-- start of SUPPLIED MATERIAL --
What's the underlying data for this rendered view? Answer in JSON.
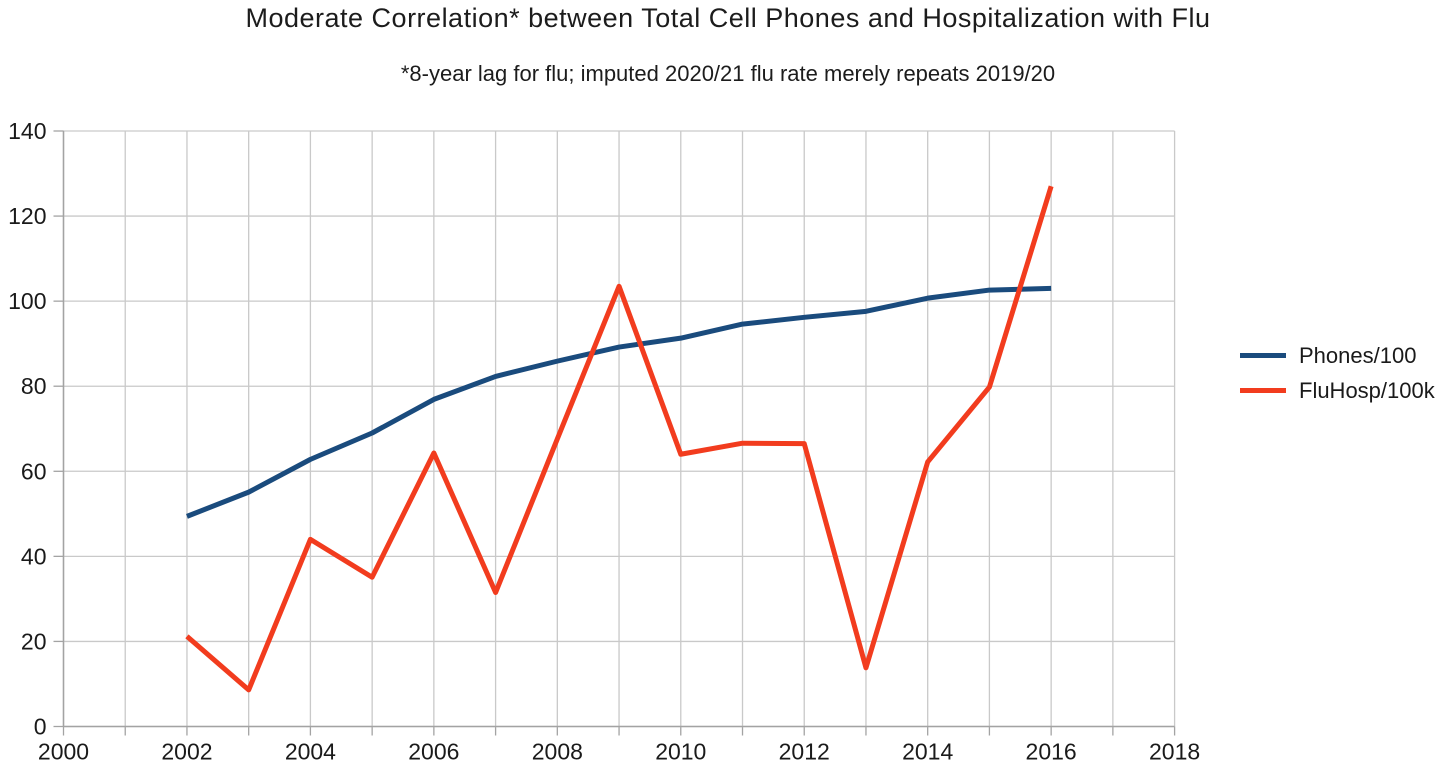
{
  "chart_data": {
    "type": "line",
    "title": "Moderate Correlation* between Total Cell Phones and Hospitalization with Flu",
    "subtitle": "*8-year lag for flu; imputed 2020/21 flu rate merely repeats 2019/20",
    "x": [
      2002,
      2003,
      2004,
      2005,
      2006,
      2007,
      2008,
      2009,
      2010,
      2011,
      2012,
      2013,
      2014,
      2015,
      2016
    ],
    "series": [
      {
        "name": "Phones/100",
        "color": "#1a4b7d",
        "values": [
          49.4,
          55.1,
          62.8,
          69.0,
          76.9,
          82.3,
          85.9,
          89.2,
          91.3,
          94.6,
          96.2,
          97.6,
          100.7,
          102.6,
          103.0
        ]
      },
      {
        "name": "FluHosp/100k",
        "color": "#f23c1e",
        "values": [
          21.2,
          8.6,
          44.0,
          35.1,
          64.3,
          31.5,
          67.6,
          103.5,
          64.0,
          66.6,
          66.5,
          13.8,
          62.2,
          79.8,
          127.0
        ]
      }
    ],
    "xlim": [
      2000,
      2018
    ],
    "ylim": [
      0,
      140
    ],
    "x_grid_step": 1,
    "x_labeled_ticks": [
      2000,
      2002,
      2004,
      2006,
      2008,
      2010,
      2012,
      2014,
      2016,
      2018
    ],
    "y_ticks": [
      0,
      20,
      40,
      60,
      80,
      100,
      120,
      140
    ],
    "grid": true,
    "legend_position": "right",
    "colors": {
      "grid": "#c9c9c9",
      "axis": "#a3a3a3",
      "tick_text": "#1a1a1a"
    }
  }
}
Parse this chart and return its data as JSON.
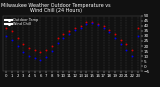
-- end of SUPPLIED MATERIAL --
EXERCISE »
Gather and copy every line of the data in which the string "this" is found.

THE SOLUTION »
What's the underlying data for this rendered view? Answer in JSON.
Parse this chart and return its data as JSON.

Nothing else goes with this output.